## Exercise requirements
Find each line holding "code" and copy it out.

-- Start --

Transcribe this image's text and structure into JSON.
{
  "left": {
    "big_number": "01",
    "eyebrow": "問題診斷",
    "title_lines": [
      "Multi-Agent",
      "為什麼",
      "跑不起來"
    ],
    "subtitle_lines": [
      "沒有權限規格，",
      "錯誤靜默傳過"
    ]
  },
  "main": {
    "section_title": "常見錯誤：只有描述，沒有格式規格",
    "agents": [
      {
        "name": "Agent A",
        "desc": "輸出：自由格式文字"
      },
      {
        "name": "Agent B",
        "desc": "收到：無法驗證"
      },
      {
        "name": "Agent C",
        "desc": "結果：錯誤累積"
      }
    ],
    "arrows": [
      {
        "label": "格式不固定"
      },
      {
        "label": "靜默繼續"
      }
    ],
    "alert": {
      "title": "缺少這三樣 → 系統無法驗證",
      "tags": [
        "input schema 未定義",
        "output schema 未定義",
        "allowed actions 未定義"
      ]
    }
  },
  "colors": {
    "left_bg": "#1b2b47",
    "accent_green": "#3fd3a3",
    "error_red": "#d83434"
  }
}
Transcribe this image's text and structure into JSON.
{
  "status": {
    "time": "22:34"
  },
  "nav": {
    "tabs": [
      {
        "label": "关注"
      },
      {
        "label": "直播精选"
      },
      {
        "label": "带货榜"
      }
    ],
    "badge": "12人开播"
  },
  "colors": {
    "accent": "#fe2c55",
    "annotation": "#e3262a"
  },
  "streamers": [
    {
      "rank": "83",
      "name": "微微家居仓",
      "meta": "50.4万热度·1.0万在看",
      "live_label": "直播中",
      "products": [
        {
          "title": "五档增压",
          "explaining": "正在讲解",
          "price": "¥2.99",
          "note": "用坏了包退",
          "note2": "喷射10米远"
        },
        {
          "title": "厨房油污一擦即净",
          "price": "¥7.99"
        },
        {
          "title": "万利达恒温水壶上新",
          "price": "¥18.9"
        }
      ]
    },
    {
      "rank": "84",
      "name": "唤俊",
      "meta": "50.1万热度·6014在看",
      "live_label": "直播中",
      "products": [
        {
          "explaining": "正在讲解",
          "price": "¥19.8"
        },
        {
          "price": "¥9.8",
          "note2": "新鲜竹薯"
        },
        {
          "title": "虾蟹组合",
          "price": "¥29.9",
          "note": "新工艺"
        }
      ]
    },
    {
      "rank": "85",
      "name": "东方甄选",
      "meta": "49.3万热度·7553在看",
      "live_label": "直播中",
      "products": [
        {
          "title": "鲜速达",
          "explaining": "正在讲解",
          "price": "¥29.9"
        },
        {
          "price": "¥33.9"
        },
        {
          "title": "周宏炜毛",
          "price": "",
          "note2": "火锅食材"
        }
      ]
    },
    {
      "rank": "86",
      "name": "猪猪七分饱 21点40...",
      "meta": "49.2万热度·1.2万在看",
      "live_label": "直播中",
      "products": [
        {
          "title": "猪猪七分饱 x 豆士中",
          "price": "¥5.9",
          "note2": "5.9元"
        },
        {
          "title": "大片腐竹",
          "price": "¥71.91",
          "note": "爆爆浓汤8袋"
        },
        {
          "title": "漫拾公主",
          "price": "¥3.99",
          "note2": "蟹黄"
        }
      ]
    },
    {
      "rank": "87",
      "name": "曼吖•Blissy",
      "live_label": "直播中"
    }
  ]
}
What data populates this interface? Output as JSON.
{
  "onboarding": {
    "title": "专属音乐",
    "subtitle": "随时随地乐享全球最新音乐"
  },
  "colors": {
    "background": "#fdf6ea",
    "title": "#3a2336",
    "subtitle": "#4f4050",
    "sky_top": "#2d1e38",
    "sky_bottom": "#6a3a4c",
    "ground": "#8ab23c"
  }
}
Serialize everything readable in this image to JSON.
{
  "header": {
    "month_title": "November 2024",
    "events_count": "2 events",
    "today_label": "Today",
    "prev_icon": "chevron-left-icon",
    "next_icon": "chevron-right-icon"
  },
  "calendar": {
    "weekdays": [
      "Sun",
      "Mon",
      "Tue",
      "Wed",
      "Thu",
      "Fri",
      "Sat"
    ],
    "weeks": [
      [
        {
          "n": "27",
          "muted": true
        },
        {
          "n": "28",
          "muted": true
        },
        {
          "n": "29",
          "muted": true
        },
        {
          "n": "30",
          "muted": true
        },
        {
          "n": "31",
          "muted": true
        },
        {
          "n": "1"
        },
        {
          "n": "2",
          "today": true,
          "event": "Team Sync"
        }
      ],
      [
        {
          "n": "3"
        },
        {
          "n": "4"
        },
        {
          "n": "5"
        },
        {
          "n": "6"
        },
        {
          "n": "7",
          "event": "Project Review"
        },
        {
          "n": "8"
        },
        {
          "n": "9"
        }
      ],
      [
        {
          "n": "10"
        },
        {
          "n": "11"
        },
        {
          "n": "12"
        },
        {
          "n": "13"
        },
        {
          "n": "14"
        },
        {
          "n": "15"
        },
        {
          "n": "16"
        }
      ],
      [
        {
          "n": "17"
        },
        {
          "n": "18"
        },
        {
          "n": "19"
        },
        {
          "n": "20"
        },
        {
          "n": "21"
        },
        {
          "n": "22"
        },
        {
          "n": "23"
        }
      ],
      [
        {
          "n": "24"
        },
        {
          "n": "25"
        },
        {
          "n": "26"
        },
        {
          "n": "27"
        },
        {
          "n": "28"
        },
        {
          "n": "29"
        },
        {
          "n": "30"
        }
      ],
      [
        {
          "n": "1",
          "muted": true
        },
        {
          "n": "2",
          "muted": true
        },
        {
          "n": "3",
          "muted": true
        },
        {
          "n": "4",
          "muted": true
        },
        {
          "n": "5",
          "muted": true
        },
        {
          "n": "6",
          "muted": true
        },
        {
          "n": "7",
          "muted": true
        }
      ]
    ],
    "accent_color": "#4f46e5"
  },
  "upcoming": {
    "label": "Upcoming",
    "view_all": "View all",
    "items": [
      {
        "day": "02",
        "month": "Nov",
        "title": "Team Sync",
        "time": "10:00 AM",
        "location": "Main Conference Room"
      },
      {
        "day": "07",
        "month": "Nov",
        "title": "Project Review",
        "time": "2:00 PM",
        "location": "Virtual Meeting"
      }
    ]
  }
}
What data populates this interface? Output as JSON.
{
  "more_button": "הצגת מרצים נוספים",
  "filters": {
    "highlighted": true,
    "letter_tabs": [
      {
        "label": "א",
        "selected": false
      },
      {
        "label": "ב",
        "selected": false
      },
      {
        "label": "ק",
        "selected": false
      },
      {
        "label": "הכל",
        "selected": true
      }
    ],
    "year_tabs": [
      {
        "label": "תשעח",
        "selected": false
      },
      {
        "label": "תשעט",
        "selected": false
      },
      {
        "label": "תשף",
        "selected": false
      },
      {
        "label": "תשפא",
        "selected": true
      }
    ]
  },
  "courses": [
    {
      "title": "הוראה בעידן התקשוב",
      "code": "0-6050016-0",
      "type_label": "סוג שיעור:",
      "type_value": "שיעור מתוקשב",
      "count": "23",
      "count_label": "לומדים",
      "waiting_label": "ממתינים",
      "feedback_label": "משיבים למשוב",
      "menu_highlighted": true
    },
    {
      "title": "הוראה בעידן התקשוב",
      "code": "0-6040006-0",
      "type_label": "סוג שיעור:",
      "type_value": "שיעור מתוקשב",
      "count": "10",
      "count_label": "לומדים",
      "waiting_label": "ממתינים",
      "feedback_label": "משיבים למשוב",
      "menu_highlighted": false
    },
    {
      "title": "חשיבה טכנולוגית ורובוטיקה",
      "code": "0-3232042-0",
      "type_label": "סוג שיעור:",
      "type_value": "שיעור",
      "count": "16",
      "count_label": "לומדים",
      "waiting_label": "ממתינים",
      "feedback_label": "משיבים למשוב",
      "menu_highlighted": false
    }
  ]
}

-- End --

## Result
      "code": "0-6050016-0",
      "code": "0-6040006-0",
      "code": "0-3232042-0",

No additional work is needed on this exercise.